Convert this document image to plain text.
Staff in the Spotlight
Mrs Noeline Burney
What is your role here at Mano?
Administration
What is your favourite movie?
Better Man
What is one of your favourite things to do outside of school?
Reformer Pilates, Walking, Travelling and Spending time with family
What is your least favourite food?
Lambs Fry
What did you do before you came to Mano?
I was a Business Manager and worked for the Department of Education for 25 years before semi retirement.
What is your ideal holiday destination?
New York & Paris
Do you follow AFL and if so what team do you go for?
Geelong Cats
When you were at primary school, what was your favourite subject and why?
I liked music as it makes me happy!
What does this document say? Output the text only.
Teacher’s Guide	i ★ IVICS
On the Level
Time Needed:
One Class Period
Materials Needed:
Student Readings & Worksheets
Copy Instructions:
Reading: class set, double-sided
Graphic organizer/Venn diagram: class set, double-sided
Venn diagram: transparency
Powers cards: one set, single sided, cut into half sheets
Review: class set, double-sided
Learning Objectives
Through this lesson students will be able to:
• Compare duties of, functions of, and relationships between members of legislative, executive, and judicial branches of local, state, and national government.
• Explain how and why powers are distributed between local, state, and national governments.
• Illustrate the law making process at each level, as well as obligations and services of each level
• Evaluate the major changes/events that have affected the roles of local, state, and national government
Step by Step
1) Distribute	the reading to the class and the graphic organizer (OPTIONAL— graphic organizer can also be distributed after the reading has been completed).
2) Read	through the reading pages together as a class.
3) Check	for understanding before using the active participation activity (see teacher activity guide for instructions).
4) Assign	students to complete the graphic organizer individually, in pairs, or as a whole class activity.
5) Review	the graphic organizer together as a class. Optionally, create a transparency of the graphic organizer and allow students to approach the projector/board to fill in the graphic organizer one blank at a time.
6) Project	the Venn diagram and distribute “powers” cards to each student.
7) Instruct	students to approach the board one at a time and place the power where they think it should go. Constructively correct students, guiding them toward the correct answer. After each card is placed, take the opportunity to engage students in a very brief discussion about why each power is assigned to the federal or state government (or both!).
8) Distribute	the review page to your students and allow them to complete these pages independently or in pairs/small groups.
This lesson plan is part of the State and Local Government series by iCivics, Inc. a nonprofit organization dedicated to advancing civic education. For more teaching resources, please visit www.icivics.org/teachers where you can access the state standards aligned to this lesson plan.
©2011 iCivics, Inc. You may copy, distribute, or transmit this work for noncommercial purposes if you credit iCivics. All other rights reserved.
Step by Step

------------------------

Description of the task — Check each line above for the word "before", and copy the lines where it appears.

Output of the task —
What did you do before you came to Mano?
I was a Business Manager and worked for the Department of Education for 25 years before semi retirement.
3) Check	for understanding before using the active participation activity (see teacher activity guide for instructions).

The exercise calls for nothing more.